Data structure and Algorithm

David Zhang aka HadjshellOriginal1/9/26About 3 min

Introduction

Data structure: memory for storing information
Data structure is the combination of the data which stores the value and the metadata which maintains the structure.
Algorithm: method for solving a problem

Tips

Algorithm + Data Structure = Program.

Not all problems can be solved, e.g. halting problem
Basic operations on data structures
- Accessing
- Insertion
- Deletion
- Searching
- Sorting
- Traversal

Important

There is no one magic data structure and algorithm that can solve any problems in different scenarios. All of them have trade-offs.

What is algorithm design?

Computer doesn't actually have any special tricks for solving problems; its only solution is exhaustive search—exploring all possibilities. Algorithm design is simply about first thinking about "how to exhaustively search", and then pursuing "how to exhaustively search intelligently".

Pseudo code

Describe an algorithm
Should be abstract
- Ignores unimportant details
- Allows clear presentation of key idea
- Simplifies analysis of a proposed solution

Templates

Algorithm
Inputs
Returns
Variables (local)
Begin

End

Not rigid, different among various organizations

Big O

Analyze an algorithm
- Need to measure performance of different algorithms to allow us to compare them
- Interested in efficiency of an algorithm
  - Time: how fast does an algorithm run
  - Space: how much memory is required simultaneously
- Experimental approach: limited
- Theoretical approach: Complexity analysis
Big O Notation
- Give an approximately upper bound on an algorithm complexity
- $O(f(N))$ : indicate the approximate number of operations required by an algorithm for input size N
- Big O is a classification system that groups together algorithms that have similar performance. Enable us to quickly compare different algorithms
- Extra effort to calculate exact bounds is normally unnecessary (is sometimes)

____________

• Challenge A
Translate this sentence from the data structures and algorithms notes into Spanish: "Data structure is the combination of the data which stores the value and the metadata which maintains the structure."
• Challenge B
Reproduce, word for word, everything in the data structures and algorithms notes from "Analyze an algorithm" down to "unnecessary (is sometimes)".
Work from the data structures and algorithms notes alone, not the material.

• Collected material
____________

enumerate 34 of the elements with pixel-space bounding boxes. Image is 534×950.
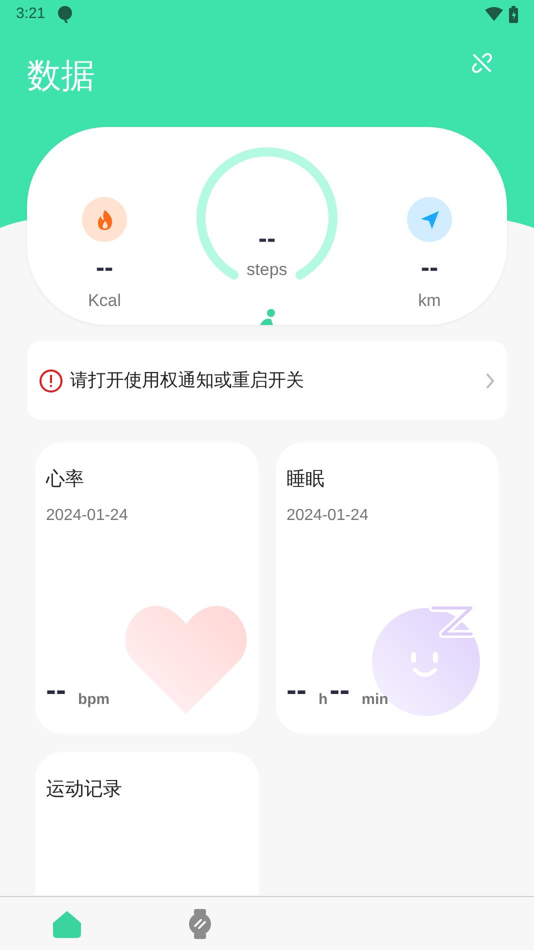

____________

• Solution A
Una estructura de datos es la combinación de los datos que almacenan el valor y los metadatos que mantienen la estructura.

• Solution B
Analyze an algorithm
- Need to measure performance of different algorithms to allow us to compare them
- Interested in efficiency of an algorithm
  - Time: how fast does an algorithm run
  - Space: how much memory is required simultaneously
- Experimental approach: limited
- Theoretical approach: Complexity analysis
Big O Notation
- Give an approximately upper bound on an algorithm complexity
- $O(f(N))$ : indicate the approximate number of operations required by an algorithm for input size N
- Big O is a classification system that groups together algorithms that have similar performance. Enable us to quickly compare different algorithms
- Extra effort to calculate exact bounds is normally unnecessary (is sometimes)